TASK INSTRUCTIONS: Which of the lines below include "session"? Each one should be copied out.

TASK DATA:
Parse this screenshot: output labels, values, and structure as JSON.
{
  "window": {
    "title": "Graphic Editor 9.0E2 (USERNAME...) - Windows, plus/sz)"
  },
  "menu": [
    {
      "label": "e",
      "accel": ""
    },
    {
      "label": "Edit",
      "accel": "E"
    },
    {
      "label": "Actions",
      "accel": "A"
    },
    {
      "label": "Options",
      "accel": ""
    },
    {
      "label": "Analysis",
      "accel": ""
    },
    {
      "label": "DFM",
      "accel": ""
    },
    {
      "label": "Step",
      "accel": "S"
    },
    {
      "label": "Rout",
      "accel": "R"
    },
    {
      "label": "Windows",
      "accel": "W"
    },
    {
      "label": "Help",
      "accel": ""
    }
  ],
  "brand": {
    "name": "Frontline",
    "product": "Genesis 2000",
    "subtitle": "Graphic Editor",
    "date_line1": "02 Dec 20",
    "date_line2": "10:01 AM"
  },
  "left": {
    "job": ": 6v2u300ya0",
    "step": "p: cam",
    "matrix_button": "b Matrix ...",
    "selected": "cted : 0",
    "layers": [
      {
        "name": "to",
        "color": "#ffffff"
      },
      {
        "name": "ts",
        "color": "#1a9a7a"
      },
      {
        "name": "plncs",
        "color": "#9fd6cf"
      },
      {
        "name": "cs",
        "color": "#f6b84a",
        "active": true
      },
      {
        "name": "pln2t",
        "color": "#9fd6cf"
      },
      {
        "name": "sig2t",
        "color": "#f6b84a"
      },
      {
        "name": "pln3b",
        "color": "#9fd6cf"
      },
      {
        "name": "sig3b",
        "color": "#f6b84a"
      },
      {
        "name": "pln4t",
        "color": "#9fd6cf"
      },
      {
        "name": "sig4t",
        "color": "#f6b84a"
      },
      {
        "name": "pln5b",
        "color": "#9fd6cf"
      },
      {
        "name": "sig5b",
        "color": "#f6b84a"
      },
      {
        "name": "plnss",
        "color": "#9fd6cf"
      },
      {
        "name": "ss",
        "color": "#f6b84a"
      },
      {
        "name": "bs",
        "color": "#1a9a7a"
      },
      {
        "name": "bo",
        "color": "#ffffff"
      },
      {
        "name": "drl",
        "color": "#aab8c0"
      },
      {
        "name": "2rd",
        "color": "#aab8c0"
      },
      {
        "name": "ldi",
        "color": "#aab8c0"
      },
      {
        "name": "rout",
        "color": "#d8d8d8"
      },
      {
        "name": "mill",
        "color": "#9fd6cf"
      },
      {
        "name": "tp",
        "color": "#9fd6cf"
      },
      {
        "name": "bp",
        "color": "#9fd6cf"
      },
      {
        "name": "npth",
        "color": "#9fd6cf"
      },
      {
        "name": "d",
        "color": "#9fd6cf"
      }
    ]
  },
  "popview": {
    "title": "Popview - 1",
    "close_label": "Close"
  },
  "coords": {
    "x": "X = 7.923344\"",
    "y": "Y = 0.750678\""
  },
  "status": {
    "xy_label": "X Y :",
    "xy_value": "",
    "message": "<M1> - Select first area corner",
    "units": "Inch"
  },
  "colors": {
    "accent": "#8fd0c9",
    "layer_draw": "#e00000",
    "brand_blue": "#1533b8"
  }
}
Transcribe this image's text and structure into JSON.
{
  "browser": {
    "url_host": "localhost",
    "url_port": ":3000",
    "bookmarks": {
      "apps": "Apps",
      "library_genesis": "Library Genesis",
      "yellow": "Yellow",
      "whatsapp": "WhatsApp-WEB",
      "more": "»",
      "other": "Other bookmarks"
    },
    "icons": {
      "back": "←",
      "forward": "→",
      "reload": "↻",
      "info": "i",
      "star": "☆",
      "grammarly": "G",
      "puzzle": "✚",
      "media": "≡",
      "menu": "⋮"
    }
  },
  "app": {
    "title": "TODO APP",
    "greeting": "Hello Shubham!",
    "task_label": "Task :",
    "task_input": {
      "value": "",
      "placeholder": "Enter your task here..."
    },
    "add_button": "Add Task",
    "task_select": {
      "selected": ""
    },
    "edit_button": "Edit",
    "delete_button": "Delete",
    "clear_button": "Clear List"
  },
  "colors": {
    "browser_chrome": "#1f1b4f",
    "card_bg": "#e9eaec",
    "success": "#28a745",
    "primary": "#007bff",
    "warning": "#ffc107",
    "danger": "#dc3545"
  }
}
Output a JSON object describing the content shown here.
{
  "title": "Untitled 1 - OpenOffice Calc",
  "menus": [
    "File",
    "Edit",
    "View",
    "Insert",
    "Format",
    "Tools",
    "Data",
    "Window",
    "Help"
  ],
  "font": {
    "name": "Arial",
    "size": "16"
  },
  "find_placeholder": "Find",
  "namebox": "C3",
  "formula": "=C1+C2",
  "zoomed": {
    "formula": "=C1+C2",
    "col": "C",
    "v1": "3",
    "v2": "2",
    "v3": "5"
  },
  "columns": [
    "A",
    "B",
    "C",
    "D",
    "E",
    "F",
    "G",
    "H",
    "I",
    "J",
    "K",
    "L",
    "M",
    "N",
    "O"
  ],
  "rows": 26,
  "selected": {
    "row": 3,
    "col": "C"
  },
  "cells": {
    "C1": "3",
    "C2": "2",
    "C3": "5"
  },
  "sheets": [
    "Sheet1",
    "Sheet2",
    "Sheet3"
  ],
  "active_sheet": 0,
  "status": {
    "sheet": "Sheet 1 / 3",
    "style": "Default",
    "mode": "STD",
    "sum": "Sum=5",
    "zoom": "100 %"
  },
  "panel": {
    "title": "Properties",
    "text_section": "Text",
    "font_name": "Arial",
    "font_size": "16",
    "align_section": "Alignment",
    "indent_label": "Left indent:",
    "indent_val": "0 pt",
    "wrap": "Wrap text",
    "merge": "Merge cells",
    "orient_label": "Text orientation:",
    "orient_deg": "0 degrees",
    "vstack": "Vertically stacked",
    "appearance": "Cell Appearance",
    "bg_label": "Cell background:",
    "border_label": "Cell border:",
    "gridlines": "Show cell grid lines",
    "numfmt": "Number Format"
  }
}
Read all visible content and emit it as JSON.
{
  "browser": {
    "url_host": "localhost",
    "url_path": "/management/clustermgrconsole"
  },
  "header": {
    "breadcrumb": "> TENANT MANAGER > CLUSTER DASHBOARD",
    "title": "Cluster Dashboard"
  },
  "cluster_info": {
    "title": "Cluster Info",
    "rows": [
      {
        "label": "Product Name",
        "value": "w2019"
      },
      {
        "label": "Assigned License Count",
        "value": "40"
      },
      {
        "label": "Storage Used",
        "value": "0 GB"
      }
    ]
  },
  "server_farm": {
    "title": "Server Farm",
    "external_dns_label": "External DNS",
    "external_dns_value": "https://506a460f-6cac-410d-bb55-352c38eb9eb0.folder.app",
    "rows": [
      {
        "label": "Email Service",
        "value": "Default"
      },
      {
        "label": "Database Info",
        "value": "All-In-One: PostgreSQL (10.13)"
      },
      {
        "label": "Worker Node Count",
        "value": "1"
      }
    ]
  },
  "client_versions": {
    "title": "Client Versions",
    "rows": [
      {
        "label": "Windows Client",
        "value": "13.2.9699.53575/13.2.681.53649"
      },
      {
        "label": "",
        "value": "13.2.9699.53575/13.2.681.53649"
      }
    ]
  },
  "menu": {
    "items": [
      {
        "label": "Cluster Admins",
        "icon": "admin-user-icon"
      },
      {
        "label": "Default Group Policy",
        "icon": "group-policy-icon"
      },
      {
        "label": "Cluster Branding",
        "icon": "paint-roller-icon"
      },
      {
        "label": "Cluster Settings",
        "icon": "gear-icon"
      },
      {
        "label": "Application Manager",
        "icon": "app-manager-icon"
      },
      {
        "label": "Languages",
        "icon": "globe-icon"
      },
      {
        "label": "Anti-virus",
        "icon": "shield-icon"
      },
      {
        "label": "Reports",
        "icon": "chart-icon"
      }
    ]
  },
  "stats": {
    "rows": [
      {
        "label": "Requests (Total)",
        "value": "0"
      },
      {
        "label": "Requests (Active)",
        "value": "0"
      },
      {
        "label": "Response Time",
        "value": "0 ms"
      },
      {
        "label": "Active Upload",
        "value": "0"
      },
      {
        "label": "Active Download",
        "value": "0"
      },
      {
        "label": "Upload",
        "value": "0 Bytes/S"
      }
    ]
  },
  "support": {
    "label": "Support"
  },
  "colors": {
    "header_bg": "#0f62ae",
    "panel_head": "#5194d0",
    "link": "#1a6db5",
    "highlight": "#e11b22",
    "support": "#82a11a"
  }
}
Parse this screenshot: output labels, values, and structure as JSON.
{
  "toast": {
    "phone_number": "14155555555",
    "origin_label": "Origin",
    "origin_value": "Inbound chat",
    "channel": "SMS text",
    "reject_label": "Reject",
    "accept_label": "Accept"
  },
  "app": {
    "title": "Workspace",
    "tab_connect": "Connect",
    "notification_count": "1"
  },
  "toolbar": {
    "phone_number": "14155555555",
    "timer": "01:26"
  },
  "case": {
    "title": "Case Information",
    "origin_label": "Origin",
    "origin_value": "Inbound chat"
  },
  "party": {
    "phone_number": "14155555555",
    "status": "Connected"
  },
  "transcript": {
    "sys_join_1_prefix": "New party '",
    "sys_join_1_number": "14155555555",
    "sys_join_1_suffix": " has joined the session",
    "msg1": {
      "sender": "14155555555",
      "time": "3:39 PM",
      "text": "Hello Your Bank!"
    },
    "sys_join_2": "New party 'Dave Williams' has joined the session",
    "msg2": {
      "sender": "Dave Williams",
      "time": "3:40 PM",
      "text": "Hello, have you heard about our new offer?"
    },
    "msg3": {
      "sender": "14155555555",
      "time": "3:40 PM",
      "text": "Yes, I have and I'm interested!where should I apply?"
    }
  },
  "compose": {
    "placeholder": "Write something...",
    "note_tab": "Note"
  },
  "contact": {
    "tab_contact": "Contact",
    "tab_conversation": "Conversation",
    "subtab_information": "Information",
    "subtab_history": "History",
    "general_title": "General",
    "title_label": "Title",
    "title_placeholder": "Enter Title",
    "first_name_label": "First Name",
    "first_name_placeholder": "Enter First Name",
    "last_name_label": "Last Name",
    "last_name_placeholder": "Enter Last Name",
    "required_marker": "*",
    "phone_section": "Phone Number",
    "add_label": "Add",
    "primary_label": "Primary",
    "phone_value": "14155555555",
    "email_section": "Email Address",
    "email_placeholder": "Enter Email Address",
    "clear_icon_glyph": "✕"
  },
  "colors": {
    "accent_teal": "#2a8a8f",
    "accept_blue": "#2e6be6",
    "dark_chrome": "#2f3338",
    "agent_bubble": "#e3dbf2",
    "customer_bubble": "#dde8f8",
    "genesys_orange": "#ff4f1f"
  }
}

SOLUTION BELOW:
    "sys_join_1_suffix": " has joined the session",
    "sys_join_2": "New party 'Dave Williams' has joined the session",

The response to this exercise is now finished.